Exercise:
Find the string "Colorado" in the data, then copy every line where it is found.

Record list:

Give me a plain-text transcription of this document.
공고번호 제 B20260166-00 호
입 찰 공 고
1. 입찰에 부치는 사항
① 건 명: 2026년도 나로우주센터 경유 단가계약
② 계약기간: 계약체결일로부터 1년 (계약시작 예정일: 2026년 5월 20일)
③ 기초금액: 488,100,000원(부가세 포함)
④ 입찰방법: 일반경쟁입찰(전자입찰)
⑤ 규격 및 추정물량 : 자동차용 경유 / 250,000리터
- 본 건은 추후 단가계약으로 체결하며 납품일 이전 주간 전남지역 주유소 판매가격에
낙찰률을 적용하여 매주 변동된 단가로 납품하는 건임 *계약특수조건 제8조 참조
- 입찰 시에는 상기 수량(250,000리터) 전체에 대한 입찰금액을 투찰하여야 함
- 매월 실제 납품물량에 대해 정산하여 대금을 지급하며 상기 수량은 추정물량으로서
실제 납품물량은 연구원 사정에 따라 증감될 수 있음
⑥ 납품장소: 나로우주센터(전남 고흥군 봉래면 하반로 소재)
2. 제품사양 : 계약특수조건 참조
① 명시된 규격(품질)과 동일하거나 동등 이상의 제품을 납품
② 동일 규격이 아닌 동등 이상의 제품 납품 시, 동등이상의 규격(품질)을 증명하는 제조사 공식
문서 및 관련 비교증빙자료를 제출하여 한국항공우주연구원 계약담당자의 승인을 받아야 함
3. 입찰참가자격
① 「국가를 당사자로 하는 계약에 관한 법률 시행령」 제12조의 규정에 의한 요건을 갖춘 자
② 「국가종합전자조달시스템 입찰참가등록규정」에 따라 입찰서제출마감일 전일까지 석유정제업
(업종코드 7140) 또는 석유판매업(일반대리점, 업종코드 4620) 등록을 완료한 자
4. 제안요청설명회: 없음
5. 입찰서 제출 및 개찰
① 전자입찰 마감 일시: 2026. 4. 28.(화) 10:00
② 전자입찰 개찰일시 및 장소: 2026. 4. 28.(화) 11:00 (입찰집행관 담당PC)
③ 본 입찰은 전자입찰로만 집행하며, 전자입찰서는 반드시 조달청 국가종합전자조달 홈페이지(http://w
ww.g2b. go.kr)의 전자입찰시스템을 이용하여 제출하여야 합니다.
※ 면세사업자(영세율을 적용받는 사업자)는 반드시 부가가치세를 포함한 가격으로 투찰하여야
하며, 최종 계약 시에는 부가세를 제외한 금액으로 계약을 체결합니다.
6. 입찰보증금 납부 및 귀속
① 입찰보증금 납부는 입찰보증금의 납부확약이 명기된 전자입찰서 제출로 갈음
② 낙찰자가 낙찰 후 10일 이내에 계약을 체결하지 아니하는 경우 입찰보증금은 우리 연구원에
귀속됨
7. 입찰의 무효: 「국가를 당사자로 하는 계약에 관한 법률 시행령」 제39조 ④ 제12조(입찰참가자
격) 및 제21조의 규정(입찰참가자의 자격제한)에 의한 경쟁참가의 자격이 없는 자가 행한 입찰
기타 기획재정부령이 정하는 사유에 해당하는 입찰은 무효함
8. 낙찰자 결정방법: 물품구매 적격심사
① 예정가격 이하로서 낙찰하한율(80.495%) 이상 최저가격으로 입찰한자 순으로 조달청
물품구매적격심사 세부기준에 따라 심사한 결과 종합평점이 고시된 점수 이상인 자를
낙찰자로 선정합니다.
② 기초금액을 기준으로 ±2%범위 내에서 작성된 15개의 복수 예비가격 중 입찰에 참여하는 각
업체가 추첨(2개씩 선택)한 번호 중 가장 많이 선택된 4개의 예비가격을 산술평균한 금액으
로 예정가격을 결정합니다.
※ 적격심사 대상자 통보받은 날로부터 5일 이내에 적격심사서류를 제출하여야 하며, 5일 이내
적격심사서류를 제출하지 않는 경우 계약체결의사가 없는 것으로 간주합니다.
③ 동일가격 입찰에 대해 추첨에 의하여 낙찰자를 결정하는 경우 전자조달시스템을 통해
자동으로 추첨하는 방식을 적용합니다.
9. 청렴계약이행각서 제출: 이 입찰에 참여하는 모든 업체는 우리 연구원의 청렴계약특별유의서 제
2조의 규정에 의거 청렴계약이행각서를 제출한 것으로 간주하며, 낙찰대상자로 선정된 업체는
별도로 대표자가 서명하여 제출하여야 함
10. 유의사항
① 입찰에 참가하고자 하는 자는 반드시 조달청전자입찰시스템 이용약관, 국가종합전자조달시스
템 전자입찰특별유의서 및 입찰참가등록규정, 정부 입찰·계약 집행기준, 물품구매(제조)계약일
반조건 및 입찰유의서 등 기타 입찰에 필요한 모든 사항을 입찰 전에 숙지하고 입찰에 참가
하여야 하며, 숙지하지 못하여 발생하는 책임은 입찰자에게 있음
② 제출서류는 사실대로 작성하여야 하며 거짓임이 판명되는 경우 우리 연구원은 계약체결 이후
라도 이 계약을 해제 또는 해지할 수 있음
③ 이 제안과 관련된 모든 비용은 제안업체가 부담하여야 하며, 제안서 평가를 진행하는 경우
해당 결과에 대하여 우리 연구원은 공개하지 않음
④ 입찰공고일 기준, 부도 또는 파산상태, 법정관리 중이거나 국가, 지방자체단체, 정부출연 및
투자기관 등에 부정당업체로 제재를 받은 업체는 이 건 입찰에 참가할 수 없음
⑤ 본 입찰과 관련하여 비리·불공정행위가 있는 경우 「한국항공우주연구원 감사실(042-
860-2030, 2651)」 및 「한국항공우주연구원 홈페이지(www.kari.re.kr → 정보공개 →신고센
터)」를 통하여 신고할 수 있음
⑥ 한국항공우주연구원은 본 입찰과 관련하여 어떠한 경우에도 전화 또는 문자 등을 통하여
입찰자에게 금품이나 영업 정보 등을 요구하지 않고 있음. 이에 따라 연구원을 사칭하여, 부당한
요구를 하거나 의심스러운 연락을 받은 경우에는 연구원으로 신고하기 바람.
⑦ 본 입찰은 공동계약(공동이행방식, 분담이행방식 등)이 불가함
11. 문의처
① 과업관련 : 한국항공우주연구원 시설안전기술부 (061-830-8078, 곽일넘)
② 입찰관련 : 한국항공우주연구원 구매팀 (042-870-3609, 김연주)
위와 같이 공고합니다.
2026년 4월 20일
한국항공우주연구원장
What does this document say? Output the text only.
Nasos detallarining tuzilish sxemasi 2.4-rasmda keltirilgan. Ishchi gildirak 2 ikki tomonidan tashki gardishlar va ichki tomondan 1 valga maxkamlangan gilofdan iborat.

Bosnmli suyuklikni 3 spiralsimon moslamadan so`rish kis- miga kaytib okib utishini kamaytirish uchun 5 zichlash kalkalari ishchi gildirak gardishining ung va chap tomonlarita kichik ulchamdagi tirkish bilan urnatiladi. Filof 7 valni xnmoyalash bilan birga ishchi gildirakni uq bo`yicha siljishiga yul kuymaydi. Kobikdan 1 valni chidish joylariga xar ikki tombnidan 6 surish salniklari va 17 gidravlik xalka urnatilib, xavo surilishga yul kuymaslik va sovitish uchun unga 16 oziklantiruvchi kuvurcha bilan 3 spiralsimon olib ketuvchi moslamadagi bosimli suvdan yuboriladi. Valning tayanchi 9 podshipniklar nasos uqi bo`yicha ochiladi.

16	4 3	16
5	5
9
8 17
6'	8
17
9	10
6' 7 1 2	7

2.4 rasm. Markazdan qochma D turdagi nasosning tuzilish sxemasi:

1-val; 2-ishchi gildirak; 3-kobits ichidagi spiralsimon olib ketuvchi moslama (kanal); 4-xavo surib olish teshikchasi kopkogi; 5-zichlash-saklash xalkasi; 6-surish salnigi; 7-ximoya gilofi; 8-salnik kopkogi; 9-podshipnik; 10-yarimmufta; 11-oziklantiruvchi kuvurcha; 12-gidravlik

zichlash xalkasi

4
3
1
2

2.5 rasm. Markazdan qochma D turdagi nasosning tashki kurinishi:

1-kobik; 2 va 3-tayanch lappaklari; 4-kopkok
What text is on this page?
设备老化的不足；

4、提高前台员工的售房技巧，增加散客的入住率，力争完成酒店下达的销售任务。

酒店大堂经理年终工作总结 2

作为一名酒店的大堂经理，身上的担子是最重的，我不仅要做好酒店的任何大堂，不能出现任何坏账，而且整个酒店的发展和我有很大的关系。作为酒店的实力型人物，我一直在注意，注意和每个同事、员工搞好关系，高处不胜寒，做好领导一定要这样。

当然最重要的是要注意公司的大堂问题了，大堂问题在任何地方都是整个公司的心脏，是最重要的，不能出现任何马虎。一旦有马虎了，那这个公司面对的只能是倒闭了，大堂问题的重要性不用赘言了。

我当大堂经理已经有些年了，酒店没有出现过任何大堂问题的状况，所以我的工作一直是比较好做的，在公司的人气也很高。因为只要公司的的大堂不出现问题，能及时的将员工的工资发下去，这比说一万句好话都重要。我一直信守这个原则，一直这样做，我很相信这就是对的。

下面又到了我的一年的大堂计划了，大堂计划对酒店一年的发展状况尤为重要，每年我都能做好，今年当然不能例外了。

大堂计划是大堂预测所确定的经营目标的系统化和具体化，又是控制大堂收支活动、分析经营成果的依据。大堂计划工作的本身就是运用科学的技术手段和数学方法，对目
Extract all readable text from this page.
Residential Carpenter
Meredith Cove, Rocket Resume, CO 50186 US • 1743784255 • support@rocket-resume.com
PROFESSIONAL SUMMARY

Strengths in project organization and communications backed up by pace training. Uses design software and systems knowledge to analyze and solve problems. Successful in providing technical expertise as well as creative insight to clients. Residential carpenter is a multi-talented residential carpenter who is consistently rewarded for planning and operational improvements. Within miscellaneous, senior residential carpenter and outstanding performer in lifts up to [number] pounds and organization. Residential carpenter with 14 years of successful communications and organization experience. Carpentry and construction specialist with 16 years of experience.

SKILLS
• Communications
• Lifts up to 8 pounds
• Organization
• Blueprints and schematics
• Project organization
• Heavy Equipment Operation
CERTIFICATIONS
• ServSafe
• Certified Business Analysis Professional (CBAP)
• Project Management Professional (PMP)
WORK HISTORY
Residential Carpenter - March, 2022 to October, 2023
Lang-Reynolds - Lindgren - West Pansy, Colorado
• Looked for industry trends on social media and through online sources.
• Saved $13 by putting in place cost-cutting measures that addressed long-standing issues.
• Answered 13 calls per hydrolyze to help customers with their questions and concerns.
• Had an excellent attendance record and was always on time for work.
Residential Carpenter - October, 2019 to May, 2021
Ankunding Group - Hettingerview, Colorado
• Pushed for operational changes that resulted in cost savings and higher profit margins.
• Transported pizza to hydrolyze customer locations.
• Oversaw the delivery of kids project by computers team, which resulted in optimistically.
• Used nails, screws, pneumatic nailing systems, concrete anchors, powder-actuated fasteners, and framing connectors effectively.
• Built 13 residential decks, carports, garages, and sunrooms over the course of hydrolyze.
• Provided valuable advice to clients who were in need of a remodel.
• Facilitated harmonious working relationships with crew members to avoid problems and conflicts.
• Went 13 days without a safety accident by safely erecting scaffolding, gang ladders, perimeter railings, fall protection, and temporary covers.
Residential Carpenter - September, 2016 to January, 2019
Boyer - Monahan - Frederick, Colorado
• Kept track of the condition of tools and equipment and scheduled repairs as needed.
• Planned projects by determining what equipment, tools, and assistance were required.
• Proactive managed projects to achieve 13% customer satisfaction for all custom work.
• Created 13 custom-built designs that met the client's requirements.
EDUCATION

Finished exercise:
Lang-Reynolds - Lindgren - West Pansy, Colorado
Ankunding Group - Hettingerview, Colorado
Boyer - Monahan - Frederick, Colorado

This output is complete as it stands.